[WHAT IS BEING ASKED] Report each line of the data that has "ylabel" somewhere in it.

** Start of MATERIAL FOR THIS EXERCISE **

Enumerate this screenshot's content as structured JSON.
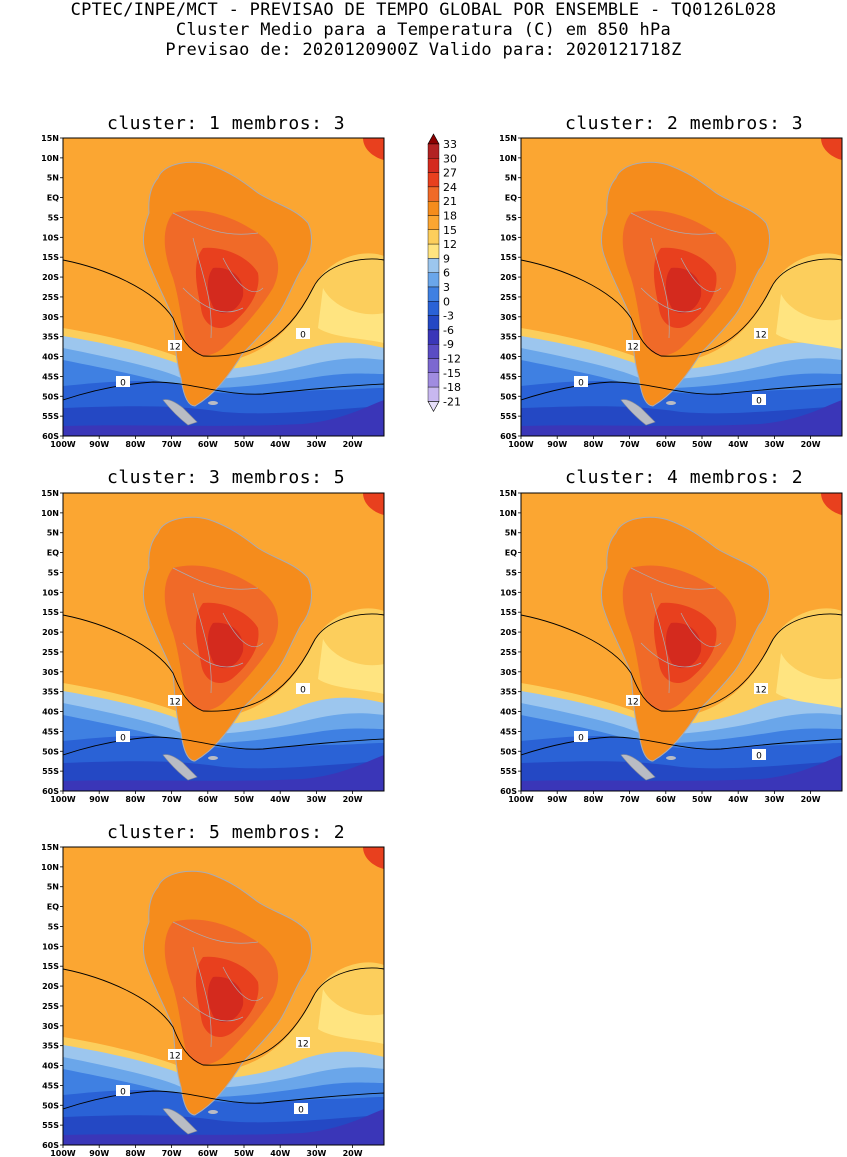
{
  "header": {
    "line1": "CPTEC/INPE/MCT - PREVISAO DE TEMPO GLOBAL POR ENSEMBLE - TQ0126L028",
    "line2": "Cluster Medio para a Temperatura (C) em 850 hPa",
    "line3": "Previsao de: 2020120900Z   Valido para: 2020121718Z"
  },
  "lat_labels": [
    "15N",
    "10N",
    "5N",
    "EQ",
    "5S",
    "10S",
    "15S",
    "20S",
    "25S",
    "30S",
    "35S",
    "40S",
    "45S",
    "50S",
    "55S",
    "60S"
  ],
  "lon_labels": [
    "100W",
    "90W",
    "80W",
    "70W",
    "60W",
    "50W",
    "40W",
    "30W",
    "20W"
  ],
  "colorbar": {
    "labels": [
      "33",
      "30",
      "27",
      "24",
      "21",
      "18",
      "15",
      "12",
      "9",
      "6",
      "3",
      "0",
      "-3",
      "-6",
      "-9",
      "-12",
      "-15",
      "-18",
      "-21"
    ],
    "colors": [
      "#8b0000",
      "#b22222",
      "#d42a1e",
      "#e8401e",
      "#f06a28",
      "#f58c1c",
      "#fba632",
      "#fcce5c",
      "#ffe480",
      "#9cc6ee",
      "#6aa6ea",
      "#3f80e2",
      "#2a62d6",
      "#2448c4",
      "#3a36b8",
      "#5a4cc4",
      "#7c68d0",
      "#a08ce0",
      "#c8b8f0",
      "#e6defa"
    ]
  },
  "clusters": [
    {
      "title": "cluster: 1   membros: 3",
      "contours": [
        "12",
        "0",
        "0"
      ]
    },
    {
      "title": "cluster: 2   membros: 3",
      "contours": [
        "12",
        "12",
        "0",
        "0"
      ]
    },
    {
      "title": "cluster: 3   membros: 5",
      "contours": [
        "12",
        "0",
        "0"
      ]
    },
    {
      "title": "cluster: 4   membros: 2",
      "contours": [
        "12",
        "12",
        "0",
        "0"
      ]
    },
    {
      "title": "cluster: 5   membros: 2",
      "contours": [
        "12",
        "12",
        "0",
        "0"
      ]
    }
  ]
}
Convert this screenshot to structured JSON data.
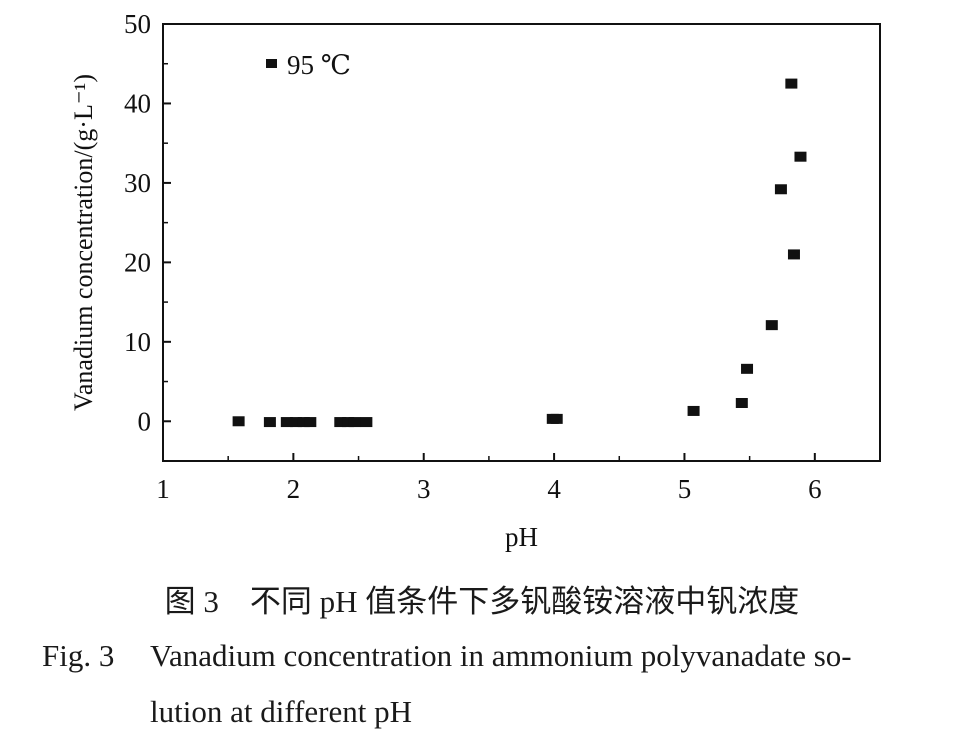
{
  "chart_data": {
    "type": "scatter",
    "title": "",
    "xlabel": "pH",
    "ylabel": "Vanadium concentration/(g·L⁻¹)",
    "xlim": [
      1,
      6.5
    ],
    "ylim": [
      -5,
      50
    ],
    "xticks": [
      1,
      2,
      3,
      4,
      5,
      6
    ],
    "yticks": [
      0,
      10,
      20,
      30,
      40,
      50
    ],
    "legend": {
      "position": "top-left",
      "label": "95 ℃"
    },
    "grid": false,
    "series": [
      {
        "name": "95 ℃",
        "marker": "square",
        "color": "#111111",
        "points": [
          {
            "x": 1.58,
            "y": 0.0
          },
          {
            "x": 1.82,
            "y": -0.1
          },
          {
            "x": 1.95,
            "y": -0.1
          },
          {
            "x": 2.02,
            "y": -0.1
          },
          {
            "x": 2.08,
            "y": -0.1
          },
          {
            "x": 2.13,
            "y": -0.1
          },
          {
            "x": 2.36,
            "y": -0.1
          },
          {
            "x": 2.42,
            "y": -0.1
          },
          {
            "x": 2.47,
            "y": -0.1
          },
          {
            "x": 2.56,
            "y": -0.1
          },
          {
            "x": 3.99,
            "y": 0.3
          },
          {
            "x": 4.02,
            "y": 0.3
          },
          {
            "x": 5.07,
            "y": 1.3
          },
          {
            "x": 5.44,
            "y": 2.3
          },
          {
            "x": 5.48,
            "y": 6.6
          },
          {
            "x": 5.67,
            "y": 12.1
          },
          {
            "x": 5.74,
            "y": 29.2
          },
          {
            "x": 5.82,
            "y": 42.5
          },
          {
            "x": 5.84,
            "y": 21.0
          },
          {
            "x": 5.89,
            "y": 33.3
          }
        ]
      }
    ]
  },
  "captions": {
    "cn": "图 3　不同 pH 值条件下多钒酸铵溶液中钒浓度",
    "en_label": "Fig. 3",
    "en_line1": "Vanadium concentration in ammonium polyvanadate so-",
    "en_line2": "lution at different pH"
  }
}
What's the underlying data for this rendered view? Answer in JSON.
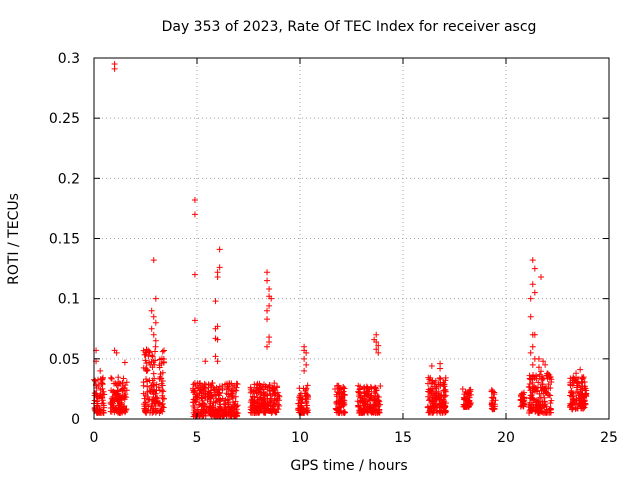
{
  "chart_data": {
    "type": "scatter",
    "title": "Day 353 of 2023, Rate Of TEC Index for receiver ascg",
    "xlabel": "GPS time / hours",
    "ylabel": "ROTI / TECUs",
    "xlim": [
      0,
      25
    ],
    "ylim": [
      0,
      0.3
    ],
    "x_ticks": [
      "0",
      "5",
      "10",
      "15",
      "20",
      "25"
    ],
    "y_ticks": [
      "0",
      "0.05",
      "0.1",
      "0.15",
      "0.2",
      "0.25",
      "0.3"
    ],
    "grid": true,
    "legend": "none",
    "marker": "plus",
    "color": "#ff0000",
    "clusters": [
      {
        "x_start": 0.0,
        "x_end": 0.5,
        "y_min": 0.005,
        "y_max": 0.035
      },
      {
        "x_start": 0.8,
        "x_end": 1.6,
        "y_min": 0.005,
        "y_max": 0.035
      },
      {
        "x_start": 2.4,
        "x_end": 3.4,
        "y_min": 0.005,
        "y_max": 0.06
      },
      {
        "x_start": 4.8,
        "x_end": 7.0,
        "y_min": 0.002,
        "y_max": 0.03
      },
      {
        "x_start": 7.6,
        "x_end": 9.0,
        "y_min": 0.005,
        "y_max": 0.03
      },
      {
        "x_start": 9.9,
        "x_end": 10.4,
        "y_min": 0.005,
        "y_max": 0.028
      },
      {
        "x_start": 11.7,
        "x_end": 12.2,
        "y_min": 0.005,
        "y_max": 0.028
      },
      {
        "x_start": 12.8,
        "x_end": 13.9,
        "y_min": 0.005,
        "y_max": 0.028
      },
      {
        "x_start": 16.2,
        "x_end": 17.1,
        "y_min": 0.005,
        "y_max": 0.035
      },
      {
        "x_start": 17.9,
        "x_end": 18.3,
        "y_min": 0.01,
        "y_max": 0.025
      },
      {
        "x_start": 19.3,
        "x_end": 19.5,
        "y_min": 0.008,
        "y_max": 0.025
      },
      {
        "x_start": 20.7,
        "x_end": 20.9,
        "y_min": 0.01,
        "y_max": 0.022
      },
      {
        "x_start": 21.1,
        "x_end": 22.2,
        "y_min": 0.005,
        "y_max": 0.04
      },
      {
        "x_start": 23.1,
        "x_end": 23.9,
        "y_min": 0.008,
        "y_max": 0.035
      }
    ],
    "points": [
      {
        "x": 0.1,
        "y": 0.057
      },
      {
        "x": 0.1,
        "y": 0.048
      },
      {
        "x": 0.3,
        "y": 0.04
      },
      {
        "x": 1.0,
        "y": 0.295
      },
      {
        "x": 1.0,
        "y": 0.291
      },
      {
        "x": 1.0,
        "y": 0.057
      },
      {
        "x": 1.1,
        "y": 0.055
      },
      {
        "x": 1.5,
        "y": 0.047
      },
      {
        "x": 2.9,
        "y": 0.132
      },
      {
        "x": 3.0,
        "y": 0.1
      },
      {
        "x": 2.8,
        "y": 0.09
      },
      {
        "x": 2.9,
        "y": 0.085
      },
      {
        "x": 3.0,
        "y": 0.08
      },
      {
        "x": 2.8,
        "y": 0.075
      },
      {
        "x": 2.9,
        "y": 0.07
      },
      {
        "x": 3.0,
        "y": 0.065
      },
      {
        "x": 4.9,
        "y": 0.182
      },
      {
        "x": 4.9,
        "y": 0.17
      },
      {
        "x": 4.9,
        "y": 0.12
      },
      {
        "x": 4.9,
        "y": 0.082
      },
      {
        "x": 5.9,
        "y": 0.075
      },
      {
        "x": 6.1,
        "y": 0.141
      },
      {
        "x": 6.1,
        "y": 0.126
      },
      {
        "x": 6.0,
        "y": 0.122
      },
      {
        "x": 6.0,
        "y": 0.118
      },
      {
        "x": 5.9,
        "y": 0.098
      },
      {
        "x": 6.0,
        "y": 0.077
      },
      {
        "x": 5.9,
        "y": 0.067
      },
      {
        "x": 6.0,
        "y": 0.066
      },
      {
        "x": 5.9,
        "y": 0.052
      },
      {
        "x": 6.0,
        "y": 0.048
      },
      {
        "x": 5.4,
        "y": 0.048
      },
      {
        "x": 8.4,
        "y": 0.122
      },
      {
        "x": 8.4,
        "y": 0.115
      },
      {
        "x": 8.5,
        "y": 0.108
      },
      {
        "x": 8.5,
        "y": 0.102
      },
      {
        "x": 8.6,
        "y": 0.1
      },
      {
        "x": 8.5,
        "y": 0.094
      },
      {
        "x": 8.4,
        "y": 0.09
      },
      {
        "x": 8.4,
        "y": 0.083
      },
      {
        "x": 8.5,
        "y": 0.068
      },
      {
        "x": 8.5,
        "y": 0.064
      },
      {
        "x": 8.4,
        "y": 0.06
      },
      {
        "x": 10.2,
        "y": 0.06
      },
      {
        "x": 10.2,
        "y": 0.057
      },
      {
        "x": 10.3,
        "y": 0.055
      },
      {
        "x": 10.2,
        "y": 0.05
      },
      {
        "x": 10.3,
        "y": 0.045
      },
      {
        "x": 10.2,
        "y": 0.04
      },
      {
        "x": 13.7,
        "y": 0.07
      },
      {
        "x": 13.6,
        "y": 0.066
      },
      {
        "x": 13.7,
        "y": 0.064
      },
      {
        "x": 13.8,
        "y": 0.061
      },
      {
        "x": 13.7,
        "y": 0.058
      },
      {
        "x": 13.8,
        "y": 0.055
      },
      {
        "x": 16.4,
        "y": 0.044
      },
      {
        "x": 16.8,
        "y": 0.046
      },
      {
        "x": 16.8,
        "y": 0.042
      },
      {
        "x": 21.3,
        "y": 0.132
      },
      {
        "x": 21.4,
        "y": 0.125
      },
      {
        "x": 21.7,
        "y": 0.118
      },
      {
        "x": 21.3,
        "y": 0.112
      },
      {
        "x": 21.4,
        "y": 0.105
      },
      {
        "x": 21.2,
        "y": 0.1
      },
      {
        "x": 21.2,
        "y": 0.085
      },
      {
        "x": 21.3,
        "y": 0.07
      },
      {
        "x": 21.4,
        "y": 0.07
      },
      {
        "x": 21.3,
        "y": 0.06
      },
      {
        "x": 21.2,
        "y": 0.055
      },
      {
        "x": 21.4,
        "y": 0.05
      },
      {
        "x": 21.3,
        "y": 0.045
      },
      {
        "x": 21.6,
        "y": 0.05
      },
      {
        "x": 21.8,
        "y": 0.048
      },
      {
        "x": 21.9,
        "y": 0.045
      },
      {
        "x": 21.6,
        "y": 0.043
      },
      {
        "x": 23.6,
        "y": 0.041
      },
      {
        "x": 23.4,
        "y": 0.038
      }
    ]
  }
}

** End of MATERIAL FOR THIS EXERCISE **

[ANSWER TO THE TASK]
    "ylabel": "Vanadium concentration/(g·L⁻¹)",
    "ylabel": "ROTI / TECUs",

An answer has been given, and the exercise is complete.